**Dataset excerpt**
** Begin **

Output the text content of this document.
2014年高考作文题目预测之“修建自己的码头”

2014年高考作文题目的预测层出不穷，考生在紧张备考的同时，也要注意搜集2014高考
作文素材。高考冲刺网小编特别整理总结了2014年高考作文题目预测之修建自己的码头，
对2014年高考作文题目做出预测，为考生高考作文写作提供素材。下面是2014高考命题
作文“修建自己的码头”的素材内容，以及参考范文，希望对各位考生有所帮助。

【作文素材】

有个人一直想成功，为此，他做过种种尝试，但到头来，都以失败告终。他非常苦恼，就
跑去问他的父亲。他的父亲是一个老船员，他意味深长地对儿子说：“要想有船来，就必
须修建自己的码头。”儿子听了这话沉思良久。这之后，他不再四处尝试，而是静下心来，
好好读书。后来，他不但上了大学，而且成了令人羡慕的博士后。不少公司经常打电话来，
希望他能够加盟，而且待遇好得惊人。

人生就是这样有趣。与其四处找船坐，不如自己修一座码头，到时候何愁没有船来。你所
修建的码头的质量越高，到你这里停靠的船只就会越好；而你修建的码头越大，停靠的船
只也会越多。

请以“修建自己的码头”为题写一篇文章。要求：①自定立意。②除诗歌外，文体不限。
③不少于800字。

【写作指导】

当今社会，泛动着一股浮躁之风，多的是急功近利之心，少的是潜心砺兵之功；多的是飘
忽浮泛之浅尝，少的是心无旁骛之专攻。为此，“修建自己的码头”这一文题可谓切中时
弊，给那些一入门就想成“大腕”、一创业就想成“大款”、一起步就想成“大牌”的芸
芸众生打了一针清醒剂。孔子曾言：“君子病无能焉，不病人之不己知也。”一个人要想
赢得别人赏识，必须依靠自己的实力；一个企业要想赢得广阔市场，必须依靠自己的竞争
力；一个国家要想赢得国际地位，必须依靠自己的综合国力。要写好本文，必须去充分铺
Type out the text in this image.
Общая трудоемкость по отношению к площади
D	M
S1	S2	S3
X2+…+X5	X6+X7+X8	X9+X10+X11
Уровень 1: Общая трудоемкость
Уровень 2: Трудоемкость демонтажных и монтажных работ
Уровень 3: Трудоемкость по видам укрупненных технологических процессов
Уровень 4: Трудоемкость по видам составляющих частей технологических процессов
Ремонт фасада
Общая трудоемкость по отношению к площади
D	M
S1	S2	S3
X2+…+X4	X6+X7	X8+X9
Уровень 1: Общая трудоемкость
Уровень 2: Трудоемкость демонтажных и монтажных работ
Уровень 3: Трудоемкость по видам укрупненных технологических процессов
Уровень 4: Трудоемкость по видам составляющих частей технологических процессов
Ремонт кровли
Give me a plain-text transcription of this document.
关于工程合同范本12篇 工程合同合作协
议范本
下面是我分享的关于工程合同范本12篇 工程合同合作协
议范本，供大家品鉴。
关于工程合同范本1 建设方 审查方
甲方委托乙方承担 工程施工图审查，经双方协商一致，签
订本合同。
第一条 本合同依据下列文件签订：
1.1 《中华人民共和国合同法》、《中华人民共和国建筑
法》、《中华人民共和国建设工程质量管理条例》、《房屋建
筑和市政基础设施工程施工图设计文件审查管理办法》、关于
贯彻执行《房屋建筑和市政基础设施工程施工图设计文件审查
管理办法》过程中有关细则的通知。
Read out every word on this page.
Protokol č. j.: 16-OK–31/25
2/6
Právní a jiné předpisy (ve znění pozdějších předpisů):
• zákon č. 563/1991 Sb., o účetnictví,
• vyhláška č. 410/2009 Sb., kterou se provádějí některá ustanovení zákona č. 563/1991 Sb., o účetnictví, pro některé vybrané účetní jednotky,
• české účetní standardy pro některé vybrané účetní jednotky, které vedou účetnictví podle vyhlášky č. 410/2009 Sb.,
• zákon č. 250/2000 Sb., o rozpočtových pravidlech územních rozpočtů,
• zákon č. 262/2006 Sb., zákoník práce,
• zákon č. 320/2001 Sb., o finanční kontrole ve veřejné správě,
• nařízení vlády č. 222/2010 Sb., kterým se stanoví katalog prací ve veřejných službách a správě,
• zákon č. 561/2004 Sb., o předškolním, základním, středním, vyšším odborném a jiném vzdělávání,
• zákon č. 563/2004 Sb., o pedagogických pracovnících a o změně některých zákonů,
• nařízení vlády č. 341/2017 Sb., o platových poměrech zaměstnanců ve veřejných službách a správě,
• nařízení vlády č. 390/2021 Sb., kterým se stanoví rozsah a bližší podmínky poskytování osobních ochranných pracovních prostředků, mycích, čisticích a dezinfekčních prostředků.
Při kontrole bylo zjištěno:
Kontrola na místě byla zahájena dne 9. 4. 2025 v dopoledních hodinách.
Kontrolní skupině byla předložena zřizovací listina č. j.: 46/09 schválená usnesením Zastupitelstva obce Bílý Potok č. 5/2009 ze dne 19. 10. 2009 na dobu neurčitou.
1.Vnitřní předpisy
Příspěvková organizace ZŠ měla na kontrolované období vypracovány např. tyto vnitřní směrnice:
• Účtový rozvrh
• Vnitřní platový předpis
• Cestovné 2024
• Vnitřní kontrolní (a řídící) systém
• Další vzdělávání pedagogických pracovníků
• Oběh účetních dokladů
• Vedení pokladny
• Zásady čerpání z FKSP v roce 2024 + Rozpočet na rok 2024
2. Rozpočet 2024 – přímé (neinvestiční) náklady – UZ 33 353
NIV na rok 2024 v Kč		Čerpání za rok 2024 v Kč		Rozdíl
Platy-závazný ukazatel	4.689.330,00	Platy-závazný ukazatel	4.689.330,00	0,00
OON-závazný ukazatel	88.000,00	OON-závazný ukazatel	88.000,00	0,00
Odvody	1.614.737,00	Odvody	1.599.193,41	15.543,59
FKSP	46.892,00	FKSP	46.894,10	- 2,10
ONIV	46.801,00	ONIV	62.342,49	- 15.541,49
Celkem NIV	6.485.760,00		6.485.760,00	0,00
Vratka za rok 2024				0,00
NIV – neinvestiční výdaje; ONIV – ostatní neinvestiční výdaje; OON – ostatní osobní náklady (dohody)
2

** End **

**YOUR TASK**
Give the complete listing a second time, exactly as it reads.

**THE COMPLETED TASK**
Output the text content of this document.
2014年高考作文题目预测之“修建自己的码头”

2014年高考作文题目的预测层出不穷，考生在紧张备考的同时，也要注意搜集2014高考
作文素材。高考冲刺网小编特别整理总结了2014年高考作文题目预测之修建自己的码头，
对2014年高考作文题目做出预测，为考生高考作文写作提供素材。下面是2014高考命题
作文“修建自己的码头”的素材内容，以及参考范文，希望对各位考生有所帮助。

【作文素材】

有个人一直想成功，为此，他做过种种尝试，但到头来，都以失败告终。他非常苦恼，就
跑去问他的父亲。他的父亲是一个老船员，他意味深长地对儿子说：“要想有船来，就必
须修建自己的码头。”儿子听了这话沉思良久。这之后，他不再四处尝试，而是静下心来，
好好读书。后来，他不但上了大学，而且成了令人羡慕的博士后。不少公司经常打电话来，
希望他能够加盟，而且待遇好得惊人。

人生就是这样有趣。与其四处找船坐，不如自己修一座码头，到时候何愁没有船来。你所
修建的码头的质量越高，到你这里停靠的船只就会越好；而你修建的码头越大，停靠的船
只也会越多。

请以“修建自己的码头”为题写一篇文章。要求：①自定立意。②除诗歌外，文体不限。
③不少于800字。

【写作指导】

当今社会，泛动着一股浮躁之风，多的是急功近利之心，少的是潜心砺兵之功；多的是飘
忽浮泛之浅尝，少的是心无旁骛之专攻。为此，“修建自己的码头”这一文题可谓切中时
弊，给那些一入门就想成“大腕”、一创业就想成“大款”、一起步就想成“大牌”的芸
芸众生打了一针清醒剂。孔子曾言：“君子病无能焉，不病人之不己知也。”一个人要想
赢得别人赏识，必须依靠自己的实力；一个企业要想赢得广阔市场，必须依靠自己的竞争
力；一个国家要想赢得国际地位，必须依靠自己的综合国力。要写好本文，必须去充分铺
Type out the text in this image.
Общая трудоемкость по отношению к площади
D	M
S1	S2	S3
X2+…+X5	X6+X7+X8	X9+X10+X11
Уровень 1: Общая трудоемкость
Уровень 2: Трудоемкость демонтажных и монтажных работ
Уровень 3: Трудоемкость по видам укрупненных технологических процессов
Уровень 4: Трудоемкость по видам составляющих частей технологических процессов
Ремонт фасада
Общая трудоемкость по отношению к площади
D	M
S1	S2	S3
X2+…+X4	X6+X7	X8+X9
Уровень 1: Общая трудоемкость
Уровень 2: Трудоемкость демонтажных и монтажных работ
Уровень 3: Трудоемкость по видам укрупненных технологических процессов
Уровень 4: Трудоемкость по видам составляющих частей технологических процессов
Ремонт кровли
Give me a plain-text transcription of this document.
关于工程合同范本12篇 工程合同合作协
议范本
下面是我分享的关于工程合同范本12篇 工程合同合作协
议范本，供大家品鉴。
关于工程合同范本1 建设方 审查方
甲方委托乙方承担 工程施工图审查，经双方协商一致，签
订本合同。
第一条 本合同依据下列文件签订：
1.1 《中华人民共和国合同法》、《中华人民共和国建筑
法》、《中华人民共和国建设工程质量管理条例》、《房屋建
筑和市政基础设施工程施工图设计文件审查管理办法》、关于
贯彻执行《房屋建筑和市政基础设施工程施工图设计文件审查
管理办法》过程中有关细则的通知。
Read out every word on this page.
Protokol č. j.: 16-OK–31/25
2/6
Právní a jiné předpisy (ve znění pozdějších předpisů):
• zákon č. 563/1991 Sb., o účetnictví,
• vyhláška č. 410/2009 Sb., kterou se provádějí některá ustanovení zákona č. 563/1991 Sb., o účetnictví, pro některé vybrané účetní jednotky,
• české účetní standardy pro některé vybrané účetní jednotky, které vedou účetnictví podle vyhlášky č. 410/2009 Sb.,
• zákon č. 250/2000 Sb., o rozpočtových pravidlech územních rozpočtů,
• zákon č. 262/2006 Sb., zákoník práce,
• zákon č. 320/2001 Sb., o finanční kontrole ve veřejné správě,
• nařízení vlády č. 222/2010 Sb., kterým se stanoví katalog prací ve veřejných službách a správě,
• zákon č. 561/2004 Sb., o předškolním, základním, středním, vyšším odborném a jiném vzdělávání,
• zákon č. 563/2004 Sb., o pedagogických pracovnících a o změně některých zákonů,
• nařízení vlády č. 341/2017 Sb., o platových poměrech zaměstnanců ve veřejných službách a správě,
• nařízení vlády č. 390/2021 Sb., kterým se stanoví rozsah a bližší podmínky poskytování osobních ochranných pracovních prostředků, mycích, čisticích a dezinfekčních prostředků.
Při kontrole bylo zjištěno:
Kontrola na místě byla zahájena dne 9. 4. 2025 v dopoledních hodinách.
Kontrolní skupině byla předložena zřizovací listina č. j.: 46/09 schválená usnesením Zastupitelstva obce Bílý Potok č. 5/2009 ze dne 19. 10. 2009 na dobu neurčitou.
1.Vnitřní předpisy
Příspěvková organizace ZŠ měla na kontrolované období vypracovány např. tyto vnitřní směrnice:
• Účtový rozvrh
• Vnitřní platový předpis
• Cestovné 2024
• Vnitřní kontrolní (a řídící) systém
• Další vzdělávání pedagogických pracovníků
• Oběh účetních dokladů
• Vedení pokladny
• Zásady čerpání z FKSP v roce 2024 + Rozpočet na rok 2024
2. Rozpočet 2024 – přímé (neinvestiční) náklady – UZ 33 353
NIV na rok 2024 v Kč		Čerpání za rok 2024 v Kč		Rozdíl
Platy-závazný ukazatel	4.689.330,00	Platy-závazný ukazatel	4.689.330,00	0,00
OON-závazný ukazatel	88.000,00	OON-závazný ukazatel	88.000,00	0,00
Odvody	1.614.737,00	Odvody	1.599.193,41	15.543,59
FKSP	46.892,00	FKSP	46.894,10	- 2,10
ONIV	46.801,00	ONIV	62.342,49	- 15.541,49
Celkem NIV	6.485.760,00		6.485.760,00	0,00
Vratka za rok 2024				0,00
NIV – neinvestiční výdaje; ONIV – ostatní neinvestiční výdaje; OON – ostatní osobní náklady (dohody)
2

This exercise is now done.